→ **WHAT IS NEEDED**
Count how many lines contain "Power" and reply with that number only.

Data entries
---*---

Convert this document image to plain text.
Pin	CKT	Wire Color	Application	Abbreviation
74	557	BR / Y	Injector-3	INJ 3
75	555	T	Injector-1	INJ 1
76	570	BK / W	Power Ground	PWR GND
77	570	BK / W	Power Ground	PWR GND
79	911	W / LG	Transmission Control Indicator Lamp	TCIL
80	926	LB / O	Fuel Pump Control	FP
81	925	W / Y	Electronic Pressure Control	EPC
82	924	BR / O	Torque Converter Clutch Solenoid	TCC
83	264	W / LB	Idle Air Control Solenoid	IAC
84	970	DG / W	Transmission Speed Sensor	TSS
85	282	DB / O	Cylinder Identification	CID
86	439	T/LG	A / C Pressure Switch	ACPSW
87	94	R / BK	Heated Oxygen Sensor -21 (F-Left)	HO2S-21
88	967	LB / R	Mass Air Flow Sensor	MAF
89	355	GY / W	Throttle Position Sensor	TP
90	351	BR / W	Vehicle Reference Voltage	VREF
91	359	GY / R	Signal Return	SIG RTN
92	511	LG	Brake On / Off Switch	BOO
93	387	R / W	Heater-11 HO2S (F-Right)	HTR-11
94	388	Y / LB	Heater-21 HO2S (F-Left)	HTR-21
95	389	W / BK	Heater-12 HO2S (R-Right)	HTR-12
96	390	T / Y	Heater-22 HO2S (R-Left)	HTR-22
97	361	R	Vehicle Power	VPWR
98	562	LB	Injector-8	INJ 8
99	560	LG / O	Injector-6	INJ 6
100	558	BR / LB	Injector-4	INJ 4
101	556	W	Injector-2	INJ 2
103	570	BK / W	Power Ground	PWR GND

---*---

→ **TASK ANSWER**
4